- **Material provided**
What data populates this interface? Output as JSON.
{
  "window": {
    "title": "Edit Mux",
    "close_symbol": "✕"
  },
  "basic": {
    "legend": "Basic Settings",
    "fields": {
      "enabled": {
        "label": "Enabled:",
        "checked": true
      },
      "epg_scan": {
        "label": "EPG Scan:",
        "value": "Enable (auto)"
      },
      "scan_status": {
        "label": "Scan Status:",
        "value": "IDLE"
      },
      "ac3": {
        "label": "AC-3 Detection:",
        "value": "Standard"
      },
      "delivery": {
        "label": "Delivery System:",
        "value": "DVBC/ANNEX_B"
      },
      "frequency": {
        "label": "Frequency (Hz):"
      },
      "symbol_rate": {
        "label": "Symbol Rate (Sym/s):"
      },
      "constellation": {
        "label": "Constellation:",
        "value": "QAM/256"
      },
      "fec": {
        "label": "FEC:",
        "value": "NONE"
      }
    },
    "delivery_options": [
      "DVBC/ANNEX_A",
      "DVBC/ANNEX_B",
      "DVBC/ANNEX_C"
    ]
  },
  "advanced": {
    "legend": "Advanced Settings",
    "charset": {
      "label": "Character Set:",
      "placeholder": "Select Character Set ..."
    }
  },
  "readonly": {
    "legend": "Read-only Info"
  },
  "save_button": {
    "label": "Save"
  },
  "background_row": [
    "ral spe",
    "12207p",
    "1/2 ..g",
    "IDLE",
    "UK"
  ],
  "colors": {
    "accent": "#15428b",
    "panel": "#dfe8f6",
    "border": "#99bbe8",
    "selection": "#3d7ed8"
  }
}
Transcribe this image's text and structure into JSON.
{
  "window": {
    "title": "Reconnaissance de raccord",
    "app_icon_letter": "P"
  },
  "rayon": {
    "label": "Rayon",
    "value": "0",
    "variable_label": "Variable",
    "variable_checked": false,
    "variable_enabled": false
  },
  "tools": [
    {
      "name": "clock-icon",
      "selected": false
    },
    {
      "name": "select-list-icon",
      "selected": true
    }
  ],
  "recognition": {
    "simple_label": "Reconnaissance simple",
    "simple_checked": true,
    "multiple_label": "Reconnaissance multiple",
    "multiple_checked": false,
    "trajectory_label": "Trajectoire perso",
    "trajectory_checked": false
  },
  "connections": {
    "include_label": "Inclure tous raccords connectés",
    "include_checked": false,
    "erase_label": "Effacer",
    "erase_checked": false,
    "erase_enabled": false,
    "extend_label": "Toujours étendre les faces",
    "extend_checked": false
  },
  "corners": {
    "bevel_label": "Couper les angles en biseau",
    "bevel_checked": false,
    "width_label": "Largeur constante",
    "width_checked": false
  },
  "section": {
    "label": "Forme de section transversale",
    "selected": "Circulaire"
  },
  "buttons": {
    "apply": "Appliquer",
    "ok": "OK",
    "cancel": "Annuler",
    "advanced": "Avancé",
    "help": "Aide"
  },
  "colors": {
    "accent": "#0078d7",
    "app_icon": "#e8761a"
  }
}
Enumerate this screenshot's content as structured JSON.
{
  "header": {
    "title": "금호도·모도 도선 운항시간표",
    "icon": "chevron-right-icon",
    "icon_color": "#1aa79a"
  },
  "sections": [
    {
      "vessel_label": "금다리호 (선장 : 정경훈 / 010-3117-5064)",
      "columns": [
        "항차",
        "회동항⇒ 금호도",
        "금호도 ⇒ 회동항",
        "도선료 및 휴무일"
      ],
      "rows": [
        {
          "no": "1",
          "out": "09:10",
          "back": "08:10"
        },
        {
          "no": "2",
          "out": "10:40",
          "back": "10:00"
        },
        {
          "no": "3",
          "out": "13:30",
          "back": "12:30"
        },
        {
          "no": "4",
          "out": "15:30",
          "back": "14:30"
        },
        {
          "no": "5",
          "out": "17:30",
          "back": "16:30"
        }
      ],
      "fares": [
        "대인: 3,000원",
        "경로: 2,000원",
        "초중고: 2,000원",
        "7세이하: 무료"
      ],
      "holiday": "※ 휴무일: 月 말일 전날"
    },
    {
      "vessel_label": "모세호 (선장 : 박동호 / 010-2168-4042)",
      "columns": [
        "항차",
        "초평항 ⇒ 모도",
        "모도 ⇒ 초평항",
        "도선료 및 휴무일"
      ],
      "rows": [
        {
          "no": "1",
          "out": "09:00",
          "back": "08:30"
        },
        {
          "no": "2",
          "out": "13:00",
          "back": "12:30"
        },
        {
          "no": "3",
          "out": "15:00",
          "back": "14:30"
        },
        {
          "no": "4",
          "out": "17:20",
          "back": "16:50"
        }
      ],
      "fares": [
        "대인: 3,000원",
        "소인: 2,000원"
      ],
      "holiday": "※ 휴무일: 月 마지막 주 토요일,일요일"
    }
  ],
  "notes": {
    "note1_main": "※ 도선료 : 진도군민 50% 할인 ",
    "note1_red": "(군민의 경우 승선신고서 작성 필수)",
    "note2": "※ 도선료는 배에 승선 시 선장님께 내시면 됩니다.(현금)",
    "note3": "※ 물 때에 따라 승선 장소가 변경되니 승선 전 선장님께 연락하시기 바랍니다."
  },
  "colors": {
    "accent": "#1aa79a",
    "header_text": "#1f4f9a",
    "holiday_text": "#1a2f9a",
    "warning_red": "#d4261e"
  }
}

- **What you are asked to do**
Above are some records. Print them all exactly.

- **Response**
What data populates this interface? Output as JSON.
{
  "window": {
    "title": "Edit Mux",
    "close_symbol": "✕"
  },
  "basic": {
    "legend": "Basic Settings",
    "fields": {
      "enabled": {
        "label": "Enabled:",
        "checked": true
      },
      "epg_scan": {
        "label": "EPG Scan:",
        "value": "Enable (auto)"
      },
      "scan_status": {
        "label": "Scan Status:",
        "value": "IDLE"
      },
      "ac3": {
        "label": "AC-3 Detection:",
        "value": "Standard"
      },
      "delivery": {
        "label": "Delivery System:",
        "value": "DVBC/ANNEX_B"
      },
      "frequency": {
        "label": "Frequency (Hz):"
      },
      "symbol_rate": {
        "label": "Symbol Rate (Sym/s):"
      },
      "constellation": {
        "label": "Constellation:",
        "value": "QAM/256"
      },
      "fec": {
        "label": "FEC:",
        "value": "NONE"
      }
    },
    "delivery_options": [
      "DVBC/ANNEX_A",
      "DVBC/ANNEX_B",
      "DVBC/ANNEX_C"
    ]
  },
  "advanced": {
    "legend": "Advanced Settings",
    "charset": {
      "label": "Character Set:",
      "placeholder": "Select Character Set ..."
    }
  },
  "readonly": {
    "legend": "Read-only Info"
  },
  "save_button": {
    "label": "Save"
  },
  "background_row": [
    "ral spe",
    "12207p",
    "1/2 ..g",
    "IDLE",
    "UK"
  ],
  "colors": {
    "accent": "#15428b",
    "panel": "#dfe8f6",
    "border": "#99bbe8",
    "selection": "#3d7ed8"
  }
}
Transcribe this image's text and structure into JSON.
{
  "window": {
    "title": "Reconnaissance de raccord",
    "app_icon_letter": "P"
  },
  "rayon": {
    "label": "Rayon",
    "value": "0",
    "variable_label": "Variable",
    "variable_checked": false,
    "variable_enabled": false
  },
  "tools": [
    {
      "name": "clock-icon",
      "selected": false
    },
    {
      "name": "select-list-icon",
      "selected": true
    }
  ],
  "recognition": {
    "simple_label": "Reconnaissance simple",
    "simple_checked": true,
    "multiple_label": "Reconnaissance multiple",
    "multiple_checked": false,
    "trajectory_label": "Trajectoire perso",
    "trajectory_checked": false
  },
  "connections": {
    "include_label": "Inclure tous raccords connectés",
    "include_checked": false,
    "erase_label": "Effacer",
    "erase_checked": false,
    "erase_enabled": false,
    "extend_label": "Toujours étendre les faces",
    "extend_checked": false
  },
  "corners": {
    "bevel_label": "Couper les angles en biseau",
    "bevel_checked": false,
    "width_label": "Largeur constante",
    "width_checked": false
  },
  "section": {
    "label": "Forme de section transversale",
    "selected": "Circulaire"
  },
  "buttons": {
    "apply": "Appliquer",
    "ok": "OK",
    "cancel": "Annuler",
    "advanced": "Avancé",
    "help": "Aide"
  },
  "colors": {
    "accent": "#0078d7",
    "app_icon": "#e8761a"
  }
}
Enumerate this screenshot's content as structured JSON.
{
  "header": {
    "title": "금호도·모도 도선 운항시간표",
    "icon": "chevron-right-icon",
    "icon_color": "#1aa79a"
  },
  "sections": [
    {
      "vessel_label": "금다리호 (선장 : 정경훈 / 010-3117-5064)",
      "columns": [
        "항차",
        "회동항⇒ 금호도",
        "금호도 ⇒ 회동항",
        "도선료 및 휴무일"
      ],
      "rows": [
        {
          "no": "1",
          "out": "09:10",
          "back": "08:10"
        },
        {
          "no": "2",
          "out": "10:40",
          "back": "10:00"
        },
        {
          "no": "3",
          "out": "13:30",
          "back": "12:30"
        },
        {
          "no": "4",
          "out": "15:30",
          "back": "14:30"
        },
        {
          "no": "5",
          "out": "17:30",
          "back": "16:30"
        }
      ],
      "fares": [
        "대인: 3,000원",
        "경로: 2,000원",
        "초중고: 2,000원",
        "7세이하: 무료"
      ],
      "holiday": "※ 휴무일: 月 말일 전날"
    },
    {
      "vessel_label": "모세호 (선장 : 박동호 / 010-2168-4042)",
      "columns": [
        "항차",
        "초평항 ⇒ 모도",
        "모도 ⇒ 초평항",
        "도선료 및 휴무일"
      ],
      "rows": [
        {
          "no": "1",
          "out": "09:00",
          "back": "08:30"
        },
        {
          "no": "2",
          "out": "13:00",
          "back": "12:30"
        },
        {
          "no": "3",
          "out": "15:00",
          "back": "14:30"
        },
        {
          "no": "4",
          "out": "17:20",
          "back": "16:50"
        }
      ],
      "fares": [
        "대인: 3,000원",
        "소인: 2,000원"
      ],
      "holiday": "※ 휴무일: 月 마지막 주 토요일,일요일"
    }
  ],
  "notes": {
    "note1_main": "※ 도선료 : 진도군민 50% 할인 ",
    "note1_red": "(군민의 경우 승선신고서 작성 필수)",
    "note2": "※ 도선료는 배에 승선 시 선장님께 내시면 됩니다.(현금)",
    "note3": "※ 물 때에 따라 승선 장소가 변경되니 승선 전 선장님께 연락하시기 바랍니다."
  },
  "colors": {
    "accent": "#1aa79a",
    "header_text": "#1f4f9a",
    "holiday_text": "#1a2f9a",
    "warning_red": "#d4261e"
  }
}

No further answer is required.